Dataset extract
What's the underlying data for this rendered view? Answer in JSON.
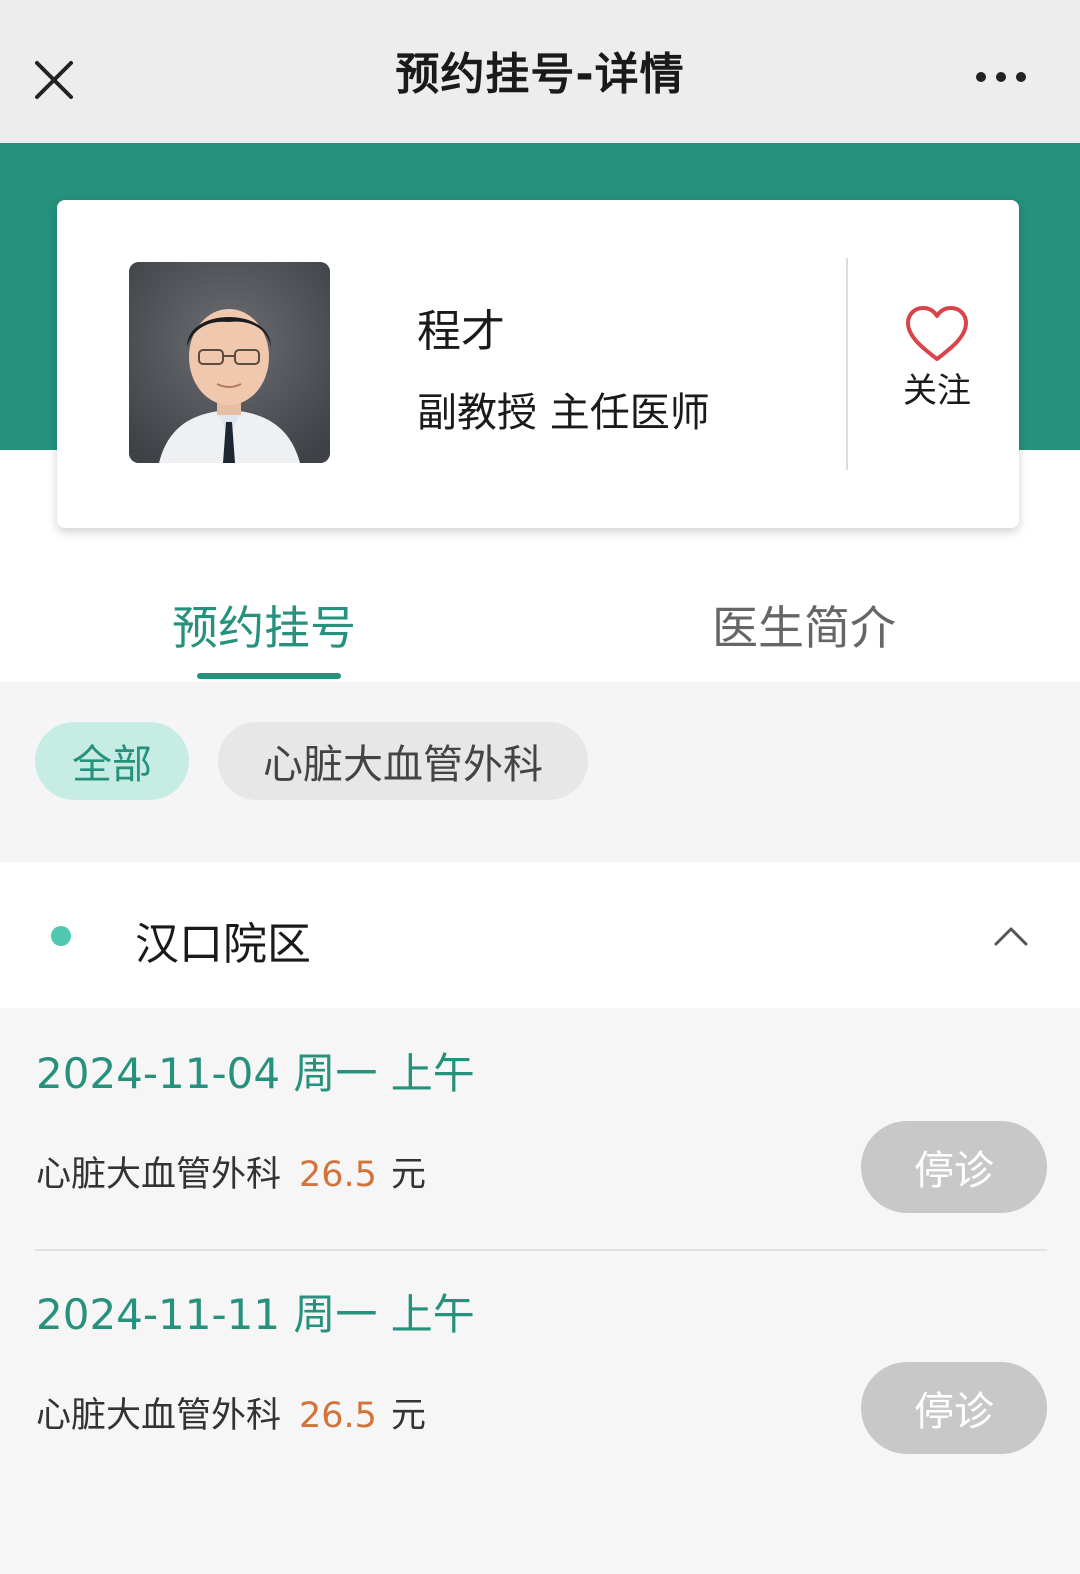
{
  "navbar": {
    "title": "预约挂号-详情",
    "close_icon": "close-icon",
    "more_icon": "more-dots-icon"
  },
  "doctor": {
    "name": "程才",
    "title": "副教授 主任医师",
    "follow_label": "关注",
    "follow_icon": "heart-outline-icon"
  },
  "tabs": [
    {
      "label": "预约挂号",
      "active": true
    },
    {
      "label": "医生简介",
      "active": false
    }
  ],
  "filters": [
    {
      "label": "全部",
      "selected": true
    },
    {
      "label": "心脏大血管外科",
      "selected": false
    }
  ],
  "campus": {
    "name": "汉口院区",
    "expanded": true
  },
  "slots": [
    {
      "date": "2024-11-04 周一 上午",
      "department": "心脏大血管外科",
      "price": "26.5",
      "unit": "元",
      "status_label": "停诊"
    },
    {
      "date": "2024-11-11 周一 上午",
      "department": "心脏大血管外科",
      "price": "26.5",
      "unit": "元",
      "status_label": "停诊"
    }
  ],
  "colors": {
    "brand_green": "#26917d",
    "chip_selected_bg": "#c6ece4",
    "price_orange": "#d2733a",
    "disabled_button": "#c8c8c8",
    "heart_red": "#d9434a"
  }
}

Directive
Repeat all of the data above word for word, minus the pictures.

Exercise answer
What's the underlying data for this rendered view? Answer in JSON.
{
  "navbar": {
    "title": "预约挂号-详情",
    "close_icon": "close-icon",
    "more_icon": "more-dots-icon"
  },
  "doctor": {
    "name": "程才",
    "title": "副教授 主任医师",
    "follow_label": "关注",
    "follow_icon": "heart-outline-icon"
  },
  "tabs": [
    {
      "label": "预约挂号",
      "active": true
    },
    {
      "label": "医生简介",
      "active": false
    }
  ],
  "filters": [
    {
      "label": "全部",
      "selected": true
    },
    {
      "label": "心脏大血管外科",
      "selected": false
    }
  ],
  "campus": {
    "name": "汉口院区",
    "expanded": true
  },
  "slots": [
    {
      "date": "2024-11-04 周一 上午",
      "department": "心脏大血管外科",
      "price": "26.5",
      "unit": "元",
      "status_label": "停诊"
    },
    {
      "date": "2024-11-11 周一 上午",
      "department": "心脏大血管外科",
      "price": "26.5",
      "unit": "元",
      "status_label": "停诊"
    }
  ],
  "colors": {
    "brand_green": "#26917d",
    "chip_selected_bg": "#c6ece4",
    "price_orange": "#d2733a",
    "disabled_button": "#c8c8c8",
    "heart_red": "#d9434a"
  }
}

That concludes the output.